--- STATED EXERCISE ---
Find every line with the string "CASME" in it, count them, and reply with that count only.

--- DATA EXCERPTS ---
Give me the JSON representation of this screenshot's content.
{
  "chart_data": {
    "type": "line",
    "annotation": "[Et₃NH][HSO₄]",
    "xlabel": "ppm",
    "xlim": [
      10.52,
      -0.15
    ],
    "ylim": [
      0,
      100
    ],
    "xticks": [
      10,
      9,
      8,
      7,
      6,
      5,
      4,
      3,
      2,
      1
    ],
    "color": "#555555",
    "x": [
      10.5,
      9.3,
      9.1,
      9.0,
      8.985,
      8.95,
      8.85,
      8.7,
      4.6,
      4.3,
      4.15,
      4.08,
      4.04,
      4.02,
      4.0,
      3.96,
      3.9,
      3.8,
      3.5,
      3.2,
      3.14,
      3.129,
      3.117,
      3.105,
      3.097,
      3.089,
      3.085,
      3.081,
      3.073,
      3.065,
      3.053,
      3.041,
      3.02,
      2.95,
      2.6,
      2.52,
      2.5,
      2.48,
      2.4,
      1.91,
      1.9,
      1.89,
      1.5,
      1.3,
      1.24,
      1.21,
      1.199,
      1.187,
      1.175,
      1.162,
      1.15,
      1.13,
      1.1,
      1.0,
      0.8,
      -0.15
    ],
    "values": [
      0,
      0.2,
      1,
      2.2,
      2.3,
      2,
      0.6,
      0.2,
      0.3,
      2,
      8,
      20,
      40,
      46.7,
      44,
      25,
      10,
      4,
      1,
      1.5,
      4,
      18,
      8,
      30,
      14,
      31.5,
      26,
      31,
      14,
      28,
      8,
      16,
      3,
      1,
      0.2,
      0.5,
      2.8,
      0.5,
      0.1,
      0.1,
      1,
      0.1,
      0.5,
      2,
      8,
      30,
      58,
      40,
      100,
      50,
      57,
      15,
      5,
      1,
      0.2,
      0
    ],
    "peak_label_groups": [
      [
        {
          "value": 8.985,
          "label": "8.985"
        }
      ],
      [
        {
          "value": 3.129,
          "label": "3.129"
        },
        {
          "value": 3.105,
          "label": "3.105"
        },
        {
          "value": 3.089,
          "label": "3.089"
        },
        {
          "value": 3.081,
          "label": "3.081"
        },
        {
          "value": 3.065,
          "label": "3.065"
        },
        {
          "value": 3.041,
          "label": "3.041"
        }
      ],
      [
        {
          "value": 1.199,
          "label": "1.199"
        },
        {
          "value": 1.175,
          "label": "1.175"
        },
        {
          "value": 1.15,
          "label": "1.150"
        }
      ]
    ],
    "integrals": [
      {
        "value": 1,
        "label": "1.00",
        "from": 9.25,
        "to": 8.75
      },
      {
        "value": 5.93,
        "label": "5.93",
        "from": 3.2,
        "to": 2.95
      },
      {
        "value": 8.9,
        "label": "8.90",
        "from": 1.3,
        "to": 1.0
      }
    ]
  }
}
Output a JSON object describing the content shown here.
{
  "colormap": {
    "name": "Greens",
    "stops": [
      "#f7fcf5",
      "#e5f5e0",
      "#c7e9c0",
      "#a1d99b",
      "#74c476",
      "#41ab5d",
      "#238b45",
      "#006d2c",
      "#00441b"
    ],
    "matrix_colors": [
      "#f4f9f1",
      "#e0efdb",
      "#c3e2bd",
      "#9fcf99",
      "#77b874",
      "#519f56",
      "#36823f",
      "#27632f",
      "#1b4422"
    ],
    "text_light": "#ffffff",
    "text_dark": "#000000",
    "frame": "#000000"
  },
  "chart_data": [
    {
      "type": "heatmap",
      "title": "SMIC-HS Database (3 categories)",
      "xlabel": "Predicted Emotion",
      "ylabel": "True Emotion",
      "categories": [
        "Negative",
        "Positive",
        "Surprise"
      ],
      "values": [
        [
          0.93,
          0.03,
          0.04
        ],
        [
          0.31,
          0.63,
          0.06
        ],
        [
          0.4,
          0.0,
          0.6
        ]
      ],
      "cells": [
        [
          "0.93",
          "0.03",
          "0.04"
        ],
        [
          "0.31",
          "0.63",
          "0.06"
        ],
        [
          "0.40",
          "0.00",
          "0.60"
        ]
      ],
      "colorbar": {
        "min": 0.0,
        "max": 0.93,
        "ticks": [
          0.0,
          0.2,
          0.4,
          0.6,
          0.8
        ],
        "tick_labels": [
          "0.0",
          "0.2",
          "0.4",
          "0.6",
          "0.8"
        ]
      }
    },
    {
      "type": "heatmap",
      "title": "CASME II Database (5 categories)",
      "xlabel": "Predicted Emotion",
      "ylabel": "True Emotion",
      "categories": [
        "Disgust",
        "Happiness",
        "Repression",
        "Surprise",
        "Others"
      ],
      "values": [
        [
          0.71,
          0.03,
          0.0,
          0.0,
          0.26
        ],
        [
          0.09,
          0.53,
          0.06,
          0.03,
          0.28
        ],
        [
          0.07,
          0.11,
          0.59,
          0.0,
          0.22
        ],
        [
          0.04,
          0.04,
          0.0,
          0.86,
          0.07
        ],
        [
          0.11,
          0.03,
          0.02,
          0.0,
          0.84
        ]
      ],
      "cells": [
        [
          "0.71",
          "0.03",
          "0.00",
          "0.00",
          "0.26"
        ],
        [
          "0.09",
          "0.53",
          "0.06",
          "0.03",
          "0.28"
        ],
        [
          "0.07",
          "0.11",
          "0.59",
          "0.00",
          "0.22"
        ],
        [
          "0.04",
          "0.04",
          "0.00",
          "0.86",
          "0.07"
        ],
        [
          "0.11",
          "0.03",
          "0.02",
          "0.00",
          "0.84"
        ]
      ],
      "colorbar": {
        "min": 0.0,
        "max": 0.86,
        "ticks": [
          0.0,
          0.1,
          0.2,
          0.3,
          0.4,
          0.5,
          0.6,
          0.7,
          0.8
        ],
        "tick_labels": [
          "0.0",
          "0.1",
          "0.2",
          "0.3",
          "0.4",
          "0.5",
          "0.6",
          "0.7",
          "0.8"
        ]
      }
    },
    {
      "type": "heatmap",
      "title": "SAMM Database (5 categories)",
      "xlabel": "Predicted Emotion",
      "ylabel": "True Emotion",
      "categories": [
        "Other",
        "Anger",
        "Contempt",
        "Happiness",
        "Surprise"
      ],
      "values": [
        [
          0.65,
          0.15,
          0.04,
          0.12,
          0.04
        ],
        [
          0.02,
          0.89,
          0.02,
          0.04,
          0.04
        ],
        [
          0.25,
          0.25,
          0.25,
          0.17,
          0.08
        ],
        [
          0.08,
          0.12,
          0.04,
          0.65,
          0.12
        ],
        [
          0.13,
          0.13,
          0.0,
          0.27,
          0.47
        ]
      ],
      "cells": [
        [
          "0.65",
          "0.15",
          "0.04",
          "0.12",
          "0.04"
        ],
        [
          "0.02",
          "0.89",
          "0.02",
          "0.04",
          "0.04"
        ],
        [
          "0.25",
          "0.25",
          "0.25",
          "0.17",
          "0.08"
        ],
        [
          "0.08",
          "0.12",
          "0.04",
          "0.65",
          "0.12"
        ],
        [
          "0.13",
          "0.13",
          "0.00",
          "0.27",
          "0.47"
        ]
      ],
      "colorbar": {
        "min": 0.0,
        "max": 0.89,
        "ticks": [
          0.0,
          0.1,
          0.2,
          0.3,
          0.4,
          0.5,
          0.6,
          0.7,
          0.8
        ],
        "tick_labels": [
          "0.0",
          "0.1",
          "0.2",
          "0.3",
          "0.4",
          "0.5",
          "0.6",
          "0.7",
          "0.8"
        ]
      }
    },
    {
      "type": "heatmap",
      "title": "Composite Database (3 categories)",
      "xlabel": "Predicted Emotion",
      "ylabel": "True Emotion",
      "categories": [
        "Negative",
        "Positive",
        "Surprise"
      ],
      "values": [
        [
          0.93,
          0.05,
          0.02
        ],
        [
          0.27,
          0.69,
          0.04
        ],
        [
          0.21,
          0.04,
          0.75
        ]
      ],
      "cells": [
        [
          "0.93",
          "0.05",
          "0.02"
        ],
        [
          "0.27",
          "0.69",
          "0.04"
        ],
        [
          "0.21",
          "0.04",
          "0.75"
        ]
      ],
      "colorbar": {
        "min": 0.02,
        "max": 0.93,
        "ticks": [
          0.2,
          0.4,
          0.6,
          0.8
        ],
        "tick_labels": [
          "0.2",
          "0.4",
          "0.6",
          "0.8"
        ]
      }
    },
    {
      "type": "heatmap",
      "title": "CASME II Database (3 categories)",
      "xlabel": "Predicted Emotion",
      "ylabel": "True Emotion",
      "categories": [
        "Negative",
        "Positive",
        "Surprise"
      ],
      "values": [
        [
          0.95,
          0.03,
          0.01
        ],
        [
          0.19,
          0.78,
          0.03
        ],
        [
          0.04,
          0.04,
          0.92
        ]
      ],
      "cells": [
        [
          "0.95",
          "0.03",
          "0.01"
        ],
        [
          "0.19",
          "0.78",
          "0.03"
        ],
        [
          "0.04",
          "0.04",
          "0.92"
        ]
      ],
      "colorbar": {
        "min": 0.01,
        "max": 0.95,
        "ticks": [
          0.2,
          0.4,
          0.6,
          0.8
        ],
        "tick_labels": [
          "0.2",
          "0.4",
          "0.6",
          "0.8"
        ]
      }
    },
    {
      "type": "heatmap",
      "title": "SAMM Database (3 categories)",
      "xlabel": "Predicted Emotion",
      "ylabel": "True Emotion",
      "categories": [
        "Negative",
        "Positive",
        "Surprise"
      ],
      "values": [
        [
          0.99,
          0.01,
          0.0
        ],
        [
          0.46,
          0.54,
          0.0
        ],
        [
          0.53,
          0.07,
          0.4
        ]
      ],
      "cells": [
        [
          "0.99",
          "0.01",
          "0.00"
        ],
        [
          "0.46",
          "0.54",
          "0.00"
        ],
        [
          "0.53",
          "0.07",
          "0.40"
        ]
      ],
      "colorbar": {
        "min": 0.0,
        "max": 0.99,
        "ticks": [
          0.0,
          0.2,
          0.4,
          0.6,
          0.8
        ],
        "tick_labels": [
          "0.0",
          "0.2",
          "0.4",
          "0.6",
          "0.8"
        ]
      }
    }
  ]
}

--- RESPONSE FOR THIS EXERCISE ---
2